-- start The input --

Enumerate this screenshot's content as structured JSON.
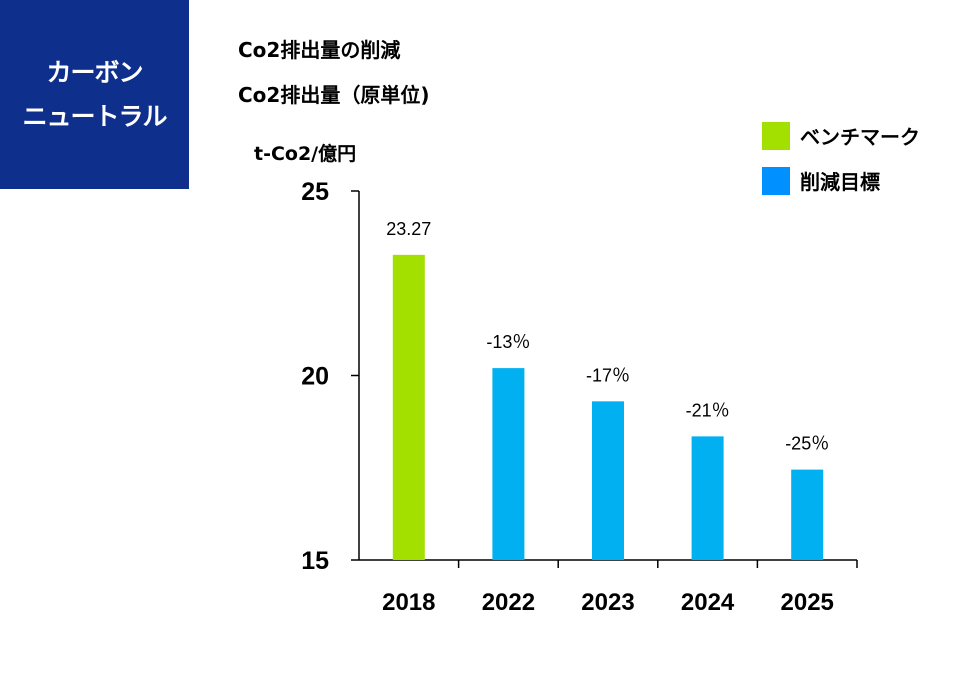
{
  "badge": {
    "line1": "カーボン",
    "line2": "ニュートラル"
  },
  "titles": {
    "line1": "Co2排出量の削減",
    "line2": "Co2排出量（原単位)"
  },
  "colors": {
    "badge_bg": "#0e2f8c",
    "benchmark": "#a3e000",
    "target": "#00b0f0",
    "legend_target": "#0090ff"
  },
  "chart_data": {
    "type": "bar",
    "title": "Co2排出量の削減",
    "subtitle": "Co2排出量（原単位)",
    "ylabel": "t-Co2/億円",
    "xlabel": "",
    "ylim": [
      15,
      25
    ],
    "yticks": [
      15,
      20,
      25
    ],
    "categories": [
      "2018",
      "2022",
      "2023",
      "2024",
      "2025"
    ],
    "values": [
      23.27,
      20.2,
      19.3,
      18.35,
      17.45
    ],
    "series_type": [
      "benchmark",
      "target",
      "target",
      "target",
      "target"
    ],
    "data_labels": [
      "23.27",
      "-13％",
      "-17％",
      "-21％",
      "-25％"
    ],
    "legend": [
      {
        "name": "ベンチマーク",
        "color": "#a3e000"
      },
      {
        "name": "削減目標",
        "color": "#00b0f0"
      }
    ],
    "legend_position": "top-right",
    "grid": false
  }
}
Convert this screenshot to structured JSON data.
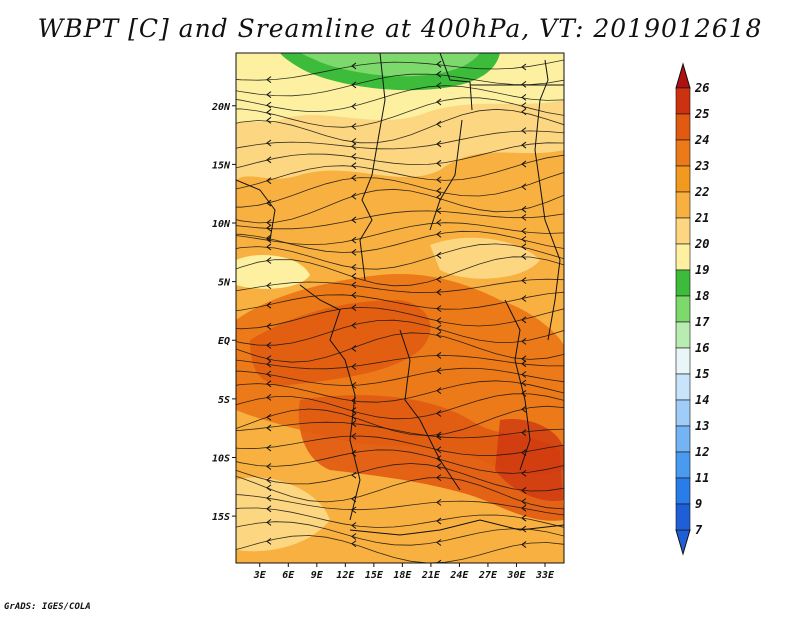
{
  "title": "WBPT [C] and Sreamline at 400hPa, VT: 2019012618",
  "footer": "GrADS: IGES/COLA",
  "map": {
    "lat_ticks": [
      "20N",
      "15N",
      "10N",
      "5N",
      "EQ",
      "5S",
      "10S",
      "15S"
    ],
    "lat_values": [
      20,
      15,
      10,
      5,
      0,
      -5,
      -10,
      -15
    ],
    "lon_ticks": [
      "3E",
      "6E",
      "9E",
      "12E",
      "15E",
      "18E",
      "21E",
      "24E",
      "27E",
      "30E",
      "33E"
    ],
    "lon_values": [
      3,
      6,
      9,
      12,
      15,
      18,
      21,
      24,
      27,
      30,
      33
    ],
    "lat_range": [
      -19,
      24.5
    ],
    "lon_range": [
      0.5,
      35
    ]
  },
  "colorbar": {
    "labels": [
      "7",
      "9",
      "11",
      "12",
      "13",
      "14",
      "15",
      "16",
      "17",
      "18",
      "19",
      "20",
      "21",
      "22",
      "23",
      "24",
      "25",
      "26"
    ],
    "colors": [
      "#1e5fd8",
      "#2a7de8",
      "#4a9bf0",
      "#74b4f5",
      "#a0cdf8",
      "#c8e4fb",
      "#e8f6fa",
      "#b8ecb0",
      "#7ed96c",
      "#3dbb3a",
      "#fdf0a0",
      "#fcd680",
      "#f8b040",
      "#f29a20",
      "#ec7a18",
      "#e05a12",
      "#cc3210",
      "#b01010"
    ],
    "top_arrow_color": "#b01010",
    "bottom_arrow_color": "#1e5fd8"
  }
}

-- end The input --

**What is needed**.
Reproduce all of the material above word for word. Omit the pictures.

**Solution**.
Enumerate this screenshot's content as structured JSON.
{
  "badge": {
    "line1": "カーボン",
    "line2": "ニュートラル"
  },
  "titles": {
    "line1": "Co2排出量の削減",
    "line2": "Co2排出量（原単位)"
  },
  "colors": {
    "badge_bg": "#0e2f8c",
    "benchmark": "#a3e000",
    "target": "#00b0f0",
    "legend_target": "#0090ff"
  },
  "chart_data": {
    "type": "bar",
    "title": "Co2排出量の削減",
    "subtitle": "Co2排出量（原単位)",
    "ylabel": "t-Co2/億円",
    "xlabel": "",
    "ylim": [
      15,
      25
    ],
    "yticks": [
      15,
      20,
      25
    ],
    "categories": [
      "2018",
      "2022",
      "2023",
      "2024",
      "2025"
    ],
    "values": [
      23.27,
      20.2,
      19.3,
      18.35,
      17.45
    ],
    "series_type": [
      "benchmark",
      "target",
      "target",
      "target",
      "target"
    ],
    "data_labels": [
      "23.27",
      "-13％",
      "-17％",
      "-21％",
      "-25％"
    ],
    "legend": [
      {
        "name": "ベンチマーク",
        "color": "#a3e000"
      },
      {
        "name": "削減目標",
        "color": "#00b0f0"
      }
    ],
    "legend_position": "top-right",
    "grid": false
  }
}
Convert this screenshot to structured JSON data.
{
  "title": "WBPT [C] and Sreamline at 400hPa, VT: 2019012618",
  "footer": "GrADS: IGES/COLA",
  "map": {
    "lat_ticks": [
      "20N",
      "15N",
      "10N",
      "5N",
      "EQ",
      "5S",
      "10S",
      "15S"
    ],
    "lat_values": [
      20,
      15,
      10,
      5,
      0,
      -5,
      -10,
      -15
    ],
    "lon_ticks": [
      "3E",
      "6E",
      "9E",
      "12E",
      "15E",
      "18E",
      "21E",
      "24E",
      "27E",
      "30E",
      "33E"
    ],
    "lon_values": [
      3,
      6,
      9,
      12,
      15,
      18,
      21,
      24,
      27,
      30,
      33
    ],
    "lat_range": [
      -19,
      24.5
    ],
    "lon_range": [
      0.5,
      35
    ]
  },
  "colorbar": {
    "labels": [
      "7",
      "9",
      "11",
      "12",
      "13",
      "14",
      "15",
      "16",
      "17",
      "18",
      "19",
      "20",
      "21",
      "22",
      "23",
      "24",
      "25",
      "26"
    ],
    "colors": [
      "#1e5fd8",
      "#2a7de8",
      "#4a9bf0",
      "#74b4f5",
      "#a0cdf8",
      "#c8e4fb",
      "#e8f6fa",
      "#b8ecb0",
      "#7ed96c",
      "#3dbb3a",
      "#fdf0a0",
      "#fcd680",
      "#f8b040",
      "#f29a20",
      "#ec7a18",
      "#e05a12",
      "#cc3210",
      "#b01010"
    ],
    "top_arrow_color": "#b01010",
    "bottom_arrow_color": "#1e5fd8"
  }
}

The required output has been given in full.